Transcribe the entries exactly; images are not part of the copy.

## Begin

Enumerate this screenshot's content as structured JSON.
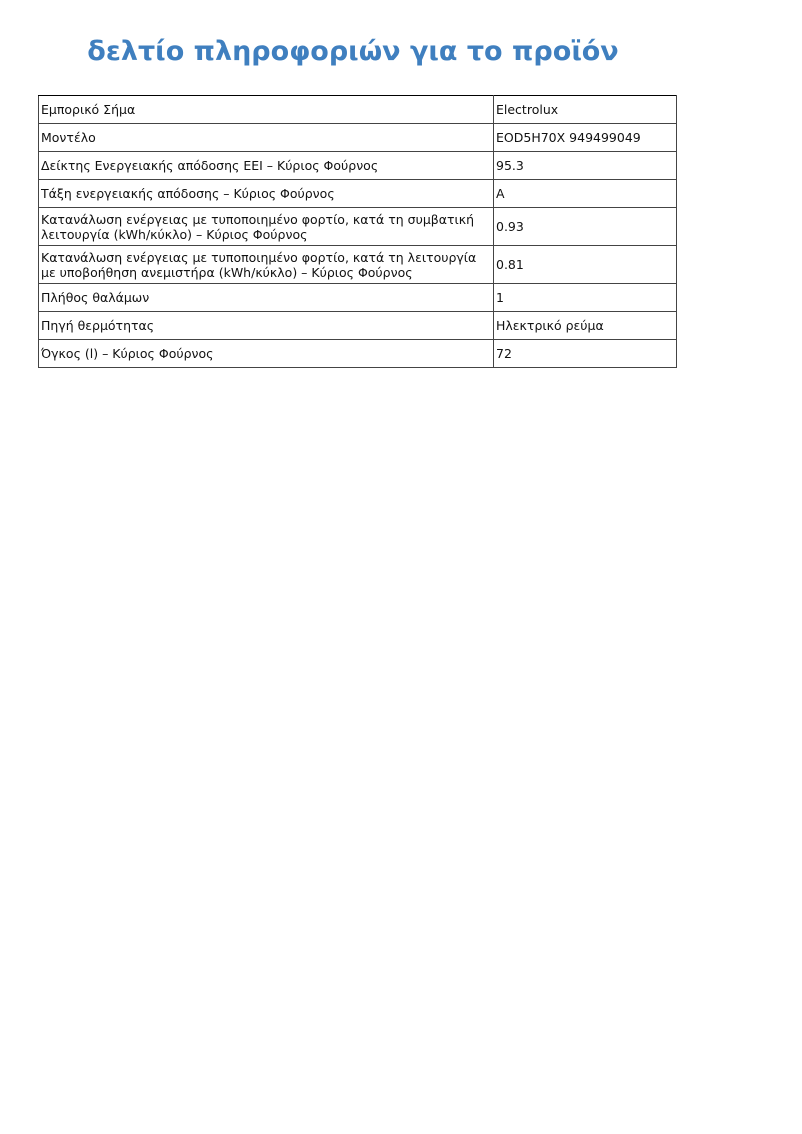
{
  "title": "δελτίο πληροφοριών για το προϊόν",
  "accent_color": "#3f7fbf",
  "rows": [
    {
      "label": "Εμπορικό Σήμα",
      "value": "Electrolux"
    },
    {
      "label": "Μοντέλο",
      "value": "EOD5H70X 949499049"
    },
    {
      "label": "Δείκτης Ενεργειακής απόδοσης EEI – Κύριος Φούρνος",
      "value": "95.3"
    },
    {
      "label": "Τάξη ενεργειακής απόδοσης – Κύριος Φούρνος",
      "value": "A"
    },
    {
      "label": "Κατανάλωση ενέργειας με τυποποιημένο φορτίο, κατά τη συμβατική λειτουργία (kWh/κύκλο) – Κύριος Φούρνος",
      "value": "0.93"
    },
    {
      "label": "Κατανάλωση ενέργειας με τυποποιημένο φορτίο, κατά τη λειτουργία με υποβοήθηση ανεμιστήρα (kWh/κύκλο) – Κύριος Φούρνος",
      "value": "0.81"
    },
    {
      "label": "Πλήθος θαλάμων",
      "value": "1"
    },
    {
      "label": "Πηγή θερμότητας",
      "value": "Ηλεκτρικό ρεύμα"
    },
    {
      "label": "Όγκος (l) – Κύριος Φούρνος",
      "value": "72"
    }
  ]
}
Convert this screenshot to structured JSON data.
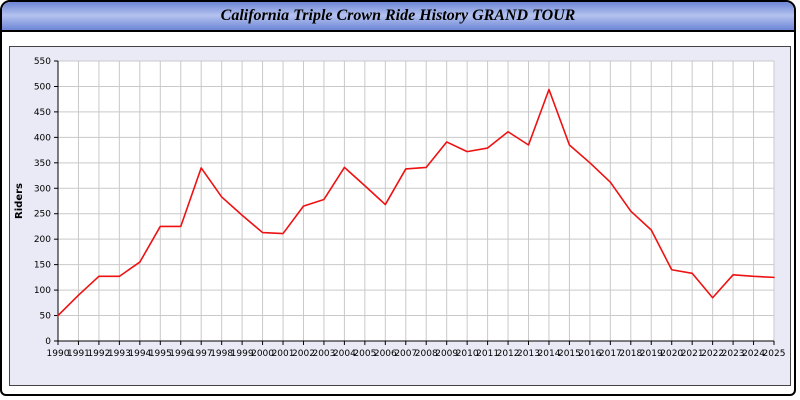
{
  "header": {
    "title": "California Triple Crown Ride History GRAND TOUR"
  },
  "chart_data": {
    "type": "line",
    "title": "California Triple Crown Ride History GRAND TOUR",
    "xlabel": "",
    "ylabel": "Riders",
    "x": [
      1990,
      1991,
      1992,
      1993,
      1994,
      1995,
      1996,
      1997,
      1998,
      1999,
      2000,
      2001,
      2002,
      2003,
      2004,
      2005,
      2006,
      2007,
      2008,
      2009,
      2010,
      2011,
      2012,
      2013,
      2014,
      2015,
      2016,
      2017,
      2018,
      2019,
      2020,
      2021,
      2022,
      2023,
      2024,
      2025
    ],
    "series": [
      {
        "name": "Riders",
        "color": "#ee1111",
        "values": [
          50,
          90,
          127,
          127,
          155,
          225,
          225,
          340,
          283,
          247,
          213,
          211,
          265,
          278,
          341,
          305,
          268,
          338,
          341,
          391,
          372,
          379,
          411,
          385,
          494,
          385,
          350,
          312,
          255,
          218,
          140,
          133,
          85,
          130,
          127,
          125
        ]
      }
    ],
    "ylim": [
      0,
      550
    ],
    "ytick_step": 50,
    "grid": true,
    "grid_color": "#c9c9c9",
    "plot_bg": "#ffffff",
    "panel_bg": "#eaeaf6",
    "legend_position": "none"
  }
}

## End

- _SOLUTION_:
Enumerate this screenshot's content as structured JSON.
{
  "title": "δελτίο πληροφοριών για το προϊόν",
  "accent_color": "#3f7fbf",
  "rows": [
    {
      "label": "Εμπορικό Σήμα",
      "value": "Electrolux"
    },
    {
      "label": "Μοντέλο",
      "value": "EOD5H70X 949499049"
    },
    {
      "label": "Δείκτης Ενεργειακής απόδοσης EEI – Κύριος Φούρνος",
      "value": "95.3"
    },
    {
      "label": "Τάξη ενεργειακής απόδοσης – Κύριος Φούρνος",
      "value": "A"
    },
    {
      "label": "Κατανάλωση ενέργειας με τυποποιημένο φορτίο, κατά τη συμβατική λειτουργία (kWh/κύκλο) – Κύριος Φούρνος",
      "value": "0.93"
    },
    {
      "label": "Κατανάλωση ενέργειας με τυποποιημένο φορτίο, κατά τη λειτουργία με υποβοήθηση ανεμιστήρα (kWh/κύκλο) – Κύριος Φούρνος",
      "value": "0.81"
    },
    {
      "label": "Πλήθος θαλάμων",
      "value": "1"
    },
    {
      "label": "Πηγή θερμότητας",
      "value": "Ηλεκτρικό ρεύμα"
    },
    {
      "label": "Όγκος (l) – Κύριος Φούρνος",
      "value": "72"
    }
  ]
}
Convert this screenshot to structured JSON data.
{
  "header": {
    "title": "California Triple Crown Ride History GRAND TOUR"
  },
  "chart_data": {
    "type": "line",
    "title": "California Triple Crown Ride History GRAND TOUR",
    "xlabel": "",
    "ylabel": "Riders",
    "x": [
      1990,
      1991,
      1992,
      1993,
      1994,
      1995,
      1996,
      1997,
      1998,
      1999,
      2000,
      2001,
      2002,
      2003,
      2004,
      2005,
      2006,
      2007,
      2008,
      2009,
      2010,
      2011,
      2012,
      2013,
      2014,
      2015,
      2016,
      2017,
      2018,
      2019,
      2020,
      2021,
      2022,
      2023,
      2024,
      2025
    ],
    "series": [
      {
        "name": "Riders",
        "color": "#ee1111",
        "values": [
          50,
          90,
          127,
          127,
          155,
          225,
          225,
          340,
          283,
          247,
          213,
          211,
          265,
          278,
          341,
          305,
          268,
          338,
          341,
          391,
          372,
          379,
          411,
          385,
          494,
          385,
          350,
          312,
          255,
          218,
          140,
          133,
          85,
          130,
          127,
          125
        ]
      }
    ],
    "ylim": [
      0,
      550
    ],
    "ytick_step": 50,
    "grid": true,
    "grid_color": "#c9c9c9",
    "plot_bg": "#ffffff",
    "panel_bg": "#eaeaf6",
    "legend_position": "none"
  }
}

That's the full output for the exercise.